*Written problem*. In the hairline forum thread, whose product did Radianthealth get good results with?

*Selection*.

Thank you Hericane- fingers crossed


----------



## Radianthealth (Mar 18, 2007)

*Re: Thicken Up Hairline Challenge 2006*



			
				mahoganee said:
			
		

> Did anyone have good results with the Dr Miracle's temple and nape balm? I went to the BSS a couple of hours ago and they gave me a couple of samples to try. I did get a tingly feeling and it smells good too. Like licorice.


I got good results using the one from Organic Root Stimulator.  I think just about anything will work as long as you treat your hairline gently.


----------



## scarcity21 (Mar 19, 2007)

*Re: Thicken Up Hairline Challenge 2006*

bumping to subscribe!!!!!!!


----------



## Radianthealth (Mar 20, 2007)

*Re: Thicken Up Hairline Challenge 2006*

Welcome Scarcity!

*Information given*.
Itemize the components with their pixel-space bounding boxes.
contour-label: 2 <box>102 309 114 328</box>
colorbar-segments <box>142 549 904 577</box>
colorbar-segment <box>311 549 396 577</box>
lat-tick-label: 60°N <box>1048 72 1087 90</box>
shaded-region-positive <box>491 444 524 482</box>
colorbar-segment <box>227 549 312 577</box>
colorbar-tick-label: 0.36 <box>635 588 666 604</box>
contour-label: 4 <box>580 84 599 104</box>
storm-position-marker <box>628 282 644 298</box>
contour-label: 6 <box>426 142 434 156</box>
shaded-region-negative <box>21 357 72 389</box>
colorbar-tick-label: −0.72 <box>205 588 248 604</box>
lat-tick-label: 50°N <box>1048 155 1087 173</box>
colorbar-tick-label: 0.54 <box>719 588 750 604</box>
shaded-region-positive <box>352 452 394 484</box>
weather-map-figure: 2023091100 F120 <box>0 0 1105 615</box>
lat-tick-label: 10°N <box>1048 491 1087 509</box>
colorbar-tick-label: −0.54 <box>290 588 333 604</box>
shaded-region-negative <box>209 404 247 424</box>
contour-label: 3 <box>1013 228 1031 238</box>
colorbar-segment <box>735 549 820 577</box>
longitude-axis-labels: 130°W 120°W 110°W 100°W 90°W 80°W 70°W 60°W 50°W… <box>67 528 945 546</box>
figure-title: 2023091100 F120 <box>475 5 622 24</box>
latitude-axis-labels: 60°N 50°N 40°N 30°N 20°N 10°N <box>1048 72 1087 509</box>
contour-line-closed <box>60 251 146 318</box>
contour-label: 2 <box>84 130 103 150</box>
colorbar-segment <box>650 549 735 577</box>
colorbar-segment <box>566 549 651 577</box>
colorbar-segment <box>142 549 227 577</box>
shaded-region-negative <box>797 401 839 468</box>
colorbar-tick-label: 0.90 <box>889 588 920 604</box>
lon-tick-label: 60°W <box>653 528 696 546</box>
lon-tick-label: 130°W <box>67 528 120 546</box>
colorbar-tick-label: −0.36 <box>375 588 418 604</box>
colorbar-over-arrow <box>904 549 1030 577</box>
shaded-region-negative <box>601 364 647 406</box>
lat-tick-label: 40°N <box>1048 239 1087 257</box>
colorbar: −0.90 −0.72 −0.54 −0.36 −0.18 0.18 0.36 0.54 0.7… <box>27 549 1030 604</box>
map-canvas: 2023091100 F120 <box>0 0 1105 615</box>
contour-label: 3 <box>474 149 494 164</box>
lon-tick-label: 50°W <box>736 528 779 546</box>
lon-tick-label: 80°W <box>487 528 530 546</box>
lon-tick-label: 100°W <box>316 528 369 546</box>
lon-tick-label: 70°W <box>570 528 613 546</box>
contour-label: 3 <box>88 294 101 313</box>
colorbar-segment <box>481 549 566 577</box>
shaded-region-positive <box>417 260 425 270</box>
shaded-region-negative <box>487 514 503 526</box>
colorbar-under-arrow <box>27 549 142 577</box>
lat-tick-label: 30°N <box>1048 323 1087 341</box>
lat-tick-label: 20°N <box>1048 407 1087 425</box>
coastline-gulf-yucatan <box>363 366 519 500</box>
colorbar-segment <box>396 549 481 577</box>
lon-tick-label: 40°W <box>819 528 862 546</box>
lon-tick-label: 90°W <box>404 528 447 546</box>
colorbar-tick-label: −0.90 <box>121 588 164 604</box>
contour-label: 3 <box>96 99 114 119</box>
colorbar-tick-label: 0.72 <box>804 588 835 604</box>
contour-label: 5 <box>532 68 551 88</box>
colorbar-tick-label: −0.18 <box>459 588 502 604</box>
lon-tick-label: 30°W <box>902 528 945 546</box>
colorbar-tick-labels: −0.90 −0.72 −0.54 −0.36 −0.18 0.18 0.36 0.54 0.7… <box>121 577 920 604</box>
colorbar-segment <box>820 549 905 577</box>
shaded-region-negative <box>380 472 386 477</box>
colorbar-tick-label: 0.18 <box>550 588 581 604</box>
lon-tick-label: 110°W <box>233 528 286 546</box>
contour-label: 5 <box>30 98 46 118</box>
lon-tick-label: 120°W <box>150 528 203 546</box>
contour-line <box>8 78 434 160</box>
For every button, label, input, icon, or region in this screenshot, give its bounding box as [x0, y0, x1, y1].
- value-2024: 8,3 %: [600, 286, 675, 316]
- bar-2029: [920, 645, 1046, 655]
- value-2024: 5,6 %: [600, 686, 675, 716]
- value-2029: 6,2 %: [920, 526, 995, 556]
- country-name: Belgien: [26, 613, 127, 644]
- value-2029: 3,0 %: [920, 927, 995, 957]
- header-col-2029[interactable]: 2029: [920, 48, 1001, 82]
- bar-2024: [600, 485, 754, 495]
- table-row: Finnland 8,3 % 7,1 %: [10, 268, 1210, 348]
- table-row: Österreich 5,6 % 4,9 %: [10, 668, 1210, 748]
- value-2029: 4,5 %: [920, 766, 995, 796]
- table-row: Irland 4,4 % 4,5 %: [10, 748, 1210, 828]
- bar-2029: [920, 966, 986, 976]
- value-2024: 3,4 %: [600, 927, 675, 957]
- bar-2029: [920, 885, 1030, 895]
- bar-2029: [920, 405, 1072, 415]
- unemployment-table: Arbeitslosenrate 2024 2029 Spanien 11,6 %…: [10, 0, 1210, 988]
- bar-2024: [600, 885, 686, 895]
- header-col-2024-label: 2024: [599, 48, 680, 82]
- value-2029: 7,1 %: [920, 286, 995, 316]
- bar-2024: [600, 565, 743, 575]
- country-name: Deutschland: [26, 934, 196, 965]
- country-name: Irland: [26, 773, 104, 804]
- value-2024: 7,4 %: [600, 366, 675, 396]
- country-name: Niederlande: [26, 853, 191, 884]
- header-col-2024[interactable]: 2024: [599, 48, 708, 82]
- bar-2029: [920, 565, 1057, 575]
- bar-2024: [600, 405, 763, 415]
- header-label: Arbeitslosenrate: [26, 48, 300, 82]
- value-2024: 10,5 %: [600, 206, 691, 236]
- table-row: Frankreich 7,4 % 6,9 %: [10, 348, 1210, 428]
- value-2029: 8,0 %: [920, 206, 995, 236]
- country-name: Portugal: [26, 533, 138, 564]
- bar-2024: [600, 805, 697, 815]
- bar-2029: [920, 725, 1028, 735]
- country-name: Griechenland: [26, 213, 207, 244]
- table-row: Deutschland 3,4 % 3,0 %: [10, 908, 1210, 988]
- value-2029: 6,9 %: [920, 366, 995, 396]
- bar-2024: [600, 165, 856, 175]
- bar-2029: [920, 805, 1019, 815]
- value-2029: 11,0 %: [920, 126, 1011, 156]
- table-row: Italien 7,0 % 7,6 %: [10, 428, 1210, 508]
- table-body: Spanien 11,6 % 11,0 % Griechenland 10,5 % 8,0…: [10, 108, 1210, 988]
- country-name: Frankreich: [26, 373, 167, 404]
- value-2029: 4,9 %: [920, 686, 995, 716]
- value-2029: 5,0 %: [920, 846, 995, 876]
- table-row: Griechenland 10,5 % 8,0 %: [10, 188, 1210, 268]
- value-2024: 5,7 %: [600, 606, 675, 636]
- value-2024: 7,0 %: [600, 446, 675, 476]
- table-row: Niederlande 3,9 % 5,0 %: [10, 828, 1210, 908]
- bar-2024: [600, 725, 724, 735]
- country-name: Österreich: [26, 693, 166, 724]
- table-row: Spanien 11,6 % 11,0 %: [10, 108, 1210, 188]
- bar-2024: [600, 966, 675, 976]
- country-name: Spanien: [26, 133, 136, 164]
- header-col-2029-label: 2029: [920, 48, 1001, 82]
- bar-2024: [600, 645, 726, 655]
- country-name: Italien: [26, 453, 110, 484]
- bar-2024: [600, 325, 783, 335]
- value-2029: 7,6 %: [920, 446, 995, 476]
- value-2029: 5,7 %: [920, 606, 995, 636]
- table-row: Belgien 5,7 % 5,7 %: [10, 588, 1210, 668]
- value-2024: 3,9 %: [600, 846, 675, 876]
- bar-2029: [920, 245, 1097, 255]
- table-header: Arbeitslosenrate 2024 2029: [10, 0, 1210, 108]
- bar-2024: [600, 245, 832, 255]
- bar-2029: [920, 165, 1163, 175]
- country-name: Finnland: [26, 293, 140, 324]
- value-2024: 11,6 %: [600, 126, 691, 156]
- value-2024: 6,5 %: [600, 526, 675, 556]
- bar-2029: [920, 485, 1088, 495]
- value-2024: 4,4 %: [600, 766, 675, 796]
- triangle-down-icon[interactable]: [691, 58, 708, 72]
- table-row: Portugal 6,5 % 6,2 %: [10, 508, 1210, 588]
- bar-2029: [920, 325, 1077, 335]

*Answer to the task*. Organic Root Stimulator